(Required work): Scan the lines below for the string "alla" and copy every one that has it.

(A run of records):
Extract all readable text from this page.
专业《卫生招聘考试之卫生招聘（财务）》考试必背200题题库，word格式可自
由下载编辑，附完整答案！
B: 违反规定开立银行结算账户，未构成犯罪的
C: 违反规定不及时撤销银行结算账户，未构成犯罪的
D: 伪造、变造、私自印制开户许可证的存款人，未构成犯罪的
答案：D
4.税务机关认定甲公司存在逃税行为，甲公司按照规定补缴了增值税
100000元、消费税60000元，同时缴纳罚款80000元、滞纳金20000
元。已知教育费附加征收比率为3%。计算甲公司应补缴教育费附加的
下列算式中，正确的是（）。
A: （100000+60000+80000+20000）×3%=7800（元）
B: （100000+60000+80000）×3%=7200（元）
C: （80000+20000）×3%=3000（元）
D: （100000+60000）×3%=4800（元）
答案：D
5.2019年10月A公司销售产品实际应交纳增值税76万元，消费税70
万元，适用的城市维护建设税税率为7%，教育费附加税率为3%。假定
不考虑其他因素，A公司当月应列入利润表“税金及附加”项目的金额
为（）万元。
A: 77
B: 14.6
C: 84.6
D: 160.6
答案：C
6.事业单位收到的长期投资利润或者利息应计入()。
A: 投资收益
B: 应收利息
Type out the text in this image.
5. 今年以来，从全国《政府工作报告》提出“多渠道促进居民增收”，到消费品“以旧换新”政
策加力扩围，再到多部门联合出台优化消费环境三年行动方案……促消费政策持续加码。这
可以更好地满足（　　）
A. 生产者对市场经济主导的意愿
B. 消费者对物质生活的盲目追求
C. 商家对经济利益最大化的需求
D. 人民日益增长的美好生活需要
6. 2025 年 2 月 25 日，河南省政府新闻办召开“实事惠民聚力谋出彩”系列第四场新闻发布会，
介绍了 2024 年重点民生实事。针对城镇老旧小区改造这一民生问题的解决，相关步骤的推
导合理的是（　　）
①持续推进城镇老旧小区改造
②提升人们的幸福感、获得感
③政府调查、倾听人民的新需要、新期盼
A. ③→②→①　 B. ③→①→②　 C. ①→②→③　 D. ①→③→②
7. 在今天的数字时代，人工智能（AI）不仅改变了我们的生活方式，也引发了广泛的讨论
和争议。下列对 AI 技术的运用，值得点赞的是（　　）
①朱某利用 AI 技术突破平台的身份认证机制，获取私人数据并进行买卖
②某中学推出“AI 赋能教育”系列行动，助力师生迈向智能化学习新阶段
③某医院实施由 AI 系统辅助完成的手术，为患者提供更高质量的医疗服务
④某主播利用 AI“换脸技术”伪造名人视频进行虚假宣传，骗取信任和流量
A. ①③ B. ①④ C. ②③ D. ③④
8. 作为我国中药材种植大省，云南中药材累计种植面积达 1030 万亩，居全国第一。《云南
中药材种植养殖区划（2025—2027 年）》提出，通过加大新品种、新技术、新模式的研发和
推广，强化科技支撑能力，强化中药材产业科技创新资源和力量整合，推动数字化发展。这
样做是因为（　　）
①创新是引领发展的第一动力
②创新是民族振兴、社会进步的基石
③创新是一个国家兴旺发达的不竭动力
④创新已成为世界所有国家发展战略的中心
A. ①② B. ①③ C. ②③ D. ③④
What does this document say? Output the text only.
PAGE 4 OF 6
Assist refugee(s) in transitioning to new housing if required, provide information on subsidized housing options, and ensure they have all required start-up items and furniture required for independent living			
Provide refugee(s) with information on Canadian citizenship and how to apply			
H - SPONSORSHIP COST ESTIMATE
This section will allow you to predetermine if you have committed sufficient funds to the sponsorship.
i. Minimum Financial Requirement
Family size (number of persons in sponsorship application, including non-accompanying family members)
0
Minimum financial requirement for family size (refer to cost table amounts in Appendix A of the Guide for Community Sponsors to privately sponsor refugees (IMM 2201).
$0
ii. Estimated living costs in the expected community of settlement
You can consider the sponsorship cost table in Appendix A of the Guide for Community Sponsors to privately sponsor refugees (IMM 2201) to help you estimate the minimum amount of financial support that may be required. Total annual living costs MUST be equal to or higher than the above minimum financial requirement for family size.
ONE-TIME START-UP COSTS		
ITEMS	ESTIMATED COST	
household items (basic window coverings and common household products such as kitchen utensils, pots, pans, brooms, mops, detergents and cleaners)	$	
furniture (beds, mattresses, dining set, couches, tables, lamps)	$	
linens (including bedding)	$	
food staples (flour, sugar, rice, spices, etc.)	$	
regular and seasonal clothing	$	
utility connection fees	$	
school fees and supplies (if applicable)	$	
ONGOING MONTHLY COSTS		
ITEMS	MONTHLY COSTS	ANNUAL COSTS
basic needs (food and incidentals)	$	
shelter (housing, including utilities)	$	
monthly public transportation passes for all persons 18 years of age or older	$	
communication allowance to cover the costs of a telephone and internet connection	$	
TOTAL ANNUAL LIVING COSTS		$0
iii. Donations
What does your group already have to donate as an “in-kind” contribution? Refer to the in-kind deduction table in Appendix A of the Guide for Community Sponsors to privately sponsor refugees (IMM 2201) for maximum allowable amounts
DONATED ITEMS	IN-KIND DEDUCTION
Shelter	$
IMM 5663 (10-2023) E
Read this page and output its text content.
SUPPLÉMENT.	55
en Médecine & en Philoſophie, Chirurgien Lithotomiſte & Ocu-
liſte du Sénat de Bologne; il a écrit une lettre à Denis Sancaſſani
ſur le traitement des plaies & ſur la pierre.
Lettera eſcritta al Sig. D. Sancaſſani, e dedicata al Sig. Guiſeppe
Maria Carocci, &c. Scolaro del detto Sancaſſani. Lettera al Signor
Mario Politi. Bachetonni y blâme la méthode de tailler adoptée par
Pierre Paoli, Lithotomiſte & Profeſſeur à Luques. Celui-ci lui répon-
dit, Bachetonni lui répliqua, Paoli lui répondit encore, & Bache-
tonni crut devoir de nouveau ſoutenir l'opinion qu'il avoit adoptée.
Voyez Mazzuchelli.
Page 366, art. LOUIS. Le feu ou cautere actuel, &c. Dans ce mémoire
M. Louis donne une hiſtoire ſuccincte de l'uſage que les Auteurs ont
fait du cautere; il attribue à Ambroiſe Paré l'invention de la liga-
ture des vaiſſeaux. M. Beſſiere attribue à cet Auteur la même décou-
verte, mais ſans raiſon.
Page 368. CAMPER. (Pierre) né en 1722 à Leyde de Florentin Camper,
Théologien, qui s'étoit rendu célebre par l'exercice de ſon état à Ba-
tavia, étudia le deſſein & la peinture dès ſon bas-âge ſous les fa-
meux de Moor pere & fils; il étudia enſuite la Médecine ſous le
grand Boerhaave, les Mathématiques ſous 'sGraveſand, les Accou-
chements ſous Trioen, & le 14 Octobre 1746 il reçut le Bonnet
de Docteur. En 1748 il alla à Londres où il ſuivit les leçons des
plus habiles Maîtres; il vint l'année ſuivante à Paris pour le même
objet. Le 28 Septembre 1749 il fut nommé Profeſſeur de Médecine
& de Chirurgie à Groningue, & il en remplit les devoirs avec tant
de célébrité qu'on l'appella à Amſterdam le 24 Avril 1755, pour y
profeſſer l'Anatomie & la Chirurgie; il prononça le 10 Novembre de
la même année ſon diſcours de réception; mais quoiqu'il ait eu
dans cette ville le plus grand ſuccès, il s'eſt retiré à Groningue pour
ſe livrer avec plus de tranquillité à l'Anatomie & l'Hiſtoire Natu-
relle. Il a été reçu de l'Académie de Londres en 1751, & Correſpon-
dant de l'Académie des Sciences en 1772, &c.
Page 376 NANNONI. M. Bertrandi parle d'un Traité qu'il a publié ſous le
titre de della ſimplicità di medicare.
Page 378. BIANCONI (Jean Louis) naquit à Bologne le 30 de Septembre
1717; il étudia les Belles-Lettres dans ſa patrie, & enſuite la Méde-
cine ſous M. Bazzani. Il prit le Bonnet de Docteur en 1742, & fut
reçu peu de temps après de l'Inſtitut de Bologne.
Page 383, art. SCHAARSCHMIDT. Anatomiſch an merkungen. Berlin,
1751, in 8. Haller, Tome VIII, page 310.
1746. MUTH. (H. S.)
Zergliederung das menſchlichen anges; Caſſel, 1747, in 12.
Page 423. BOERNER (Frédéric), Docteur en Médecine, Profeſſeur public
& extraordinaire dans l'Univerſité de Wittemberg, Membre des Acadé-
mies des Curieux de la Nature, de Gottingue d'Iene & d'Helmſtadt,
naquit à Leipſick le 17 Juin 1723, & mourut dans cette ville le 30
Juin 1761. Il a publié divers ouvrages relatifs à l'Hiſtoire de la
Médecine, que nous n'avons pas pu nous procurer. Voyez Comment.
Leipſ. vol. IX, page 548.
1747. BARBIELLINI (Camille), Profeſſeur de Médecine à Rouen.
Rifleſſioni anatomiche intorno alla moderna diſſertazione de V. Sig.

(Reply):
de Docteur. En 1748 il alla à Londres où il ſuivit les leçons des
Rifleſſioni anatomiche intorno alla moderna diſſertazione de V. Sig.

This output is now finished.